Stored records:
[start]

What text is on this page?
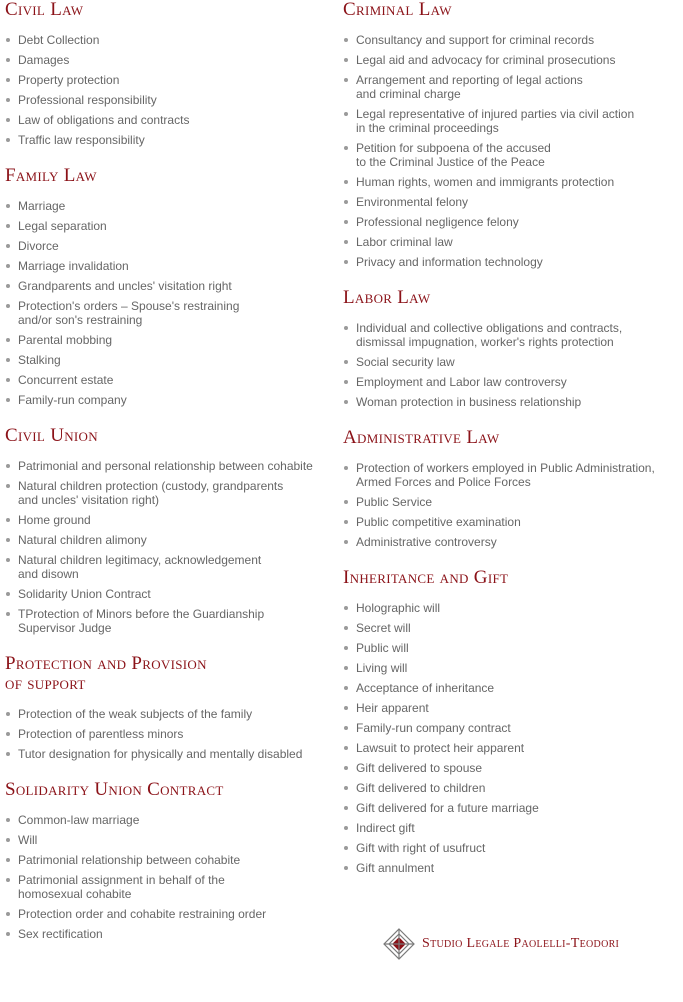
Civil Law
Debt Collection
Damages
Property protection
Professional responsibility
Law of obligations and contracts
Traffic law responsibility
Family Law
Marriage
Legal separation
Divorce
Marriage invalidation
Grandparents and uncles' visitation right
Protection's orders – Spouse's restraining
and/or son's restraining
Parental mobbing
Stalking
Concurrent estate
Family-run company
Civil Union
Patrimonial and personal relationship between cohabite
Natural children protection (custody, grandparents
and uncles' visitation right)
Home ground
Natural children alimony
Natural children legitimacy, acknowledgement
and disown
Solidarity Union Contract
TProtection of Minors before the Guardianship
Supervisor Judge
Protection and Provision
of support
Protection of the weak subjects of the family
Protection of parentless minors
Tutor designation for physically and mentally disabled
Solidarity Union Contract
Common-law marriage
Will
Patrimonial relationship between cohabite
Patrimonial assignment in behalf of the
homosexual cohabite
Protection order and cohabite restraining order
Sex rectification
Criminal Law
Consultancy and support for criminal records
Legal aid and advocacy for criminal prosecutions
Arrangement and reporting of legal actions
and criminal charge
Legal representative of injured parties via civil action
in the criminal proceedings
Petition for subpoena of the accused
to the Criminal Justice of the Peace
Human rights, women and immigrants protection
Environmental felony
Professional negligence felony
Labor criminal law
Privacy and information technology
Labor Law
Individual and collective obligations and contracts,
dismissal impugnation, worker's rights protection
Social security law
Employment and Labor law controversy
Woman protection in business relationship
Administrative Law
Protection of workers employed in Public Administration,
Armed Forces and Police Forces
Public Service
Public competitive examination
Administrative controversy
Inheritance and Gift
Holographic will
Secret will
Public will
Living will
Acceptance of inheritance
Heir apparent
Family-run company contract
Lawsuit to protect heir apparent
Gift delivered to spouse
Gift delivered to children
Gift delivered for a future marriage
Indirect gift
Gift with right of usufruct
Gift annulment
Studio Legale Paolelli-Teodori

[end]

◆ **TASK REQUIREMENTS**
Search the entries for the word "responsibility", then gather every line that has it.

◆ **EXERCISE RESPONSE**
Professional responsibility
Traffic law responsibility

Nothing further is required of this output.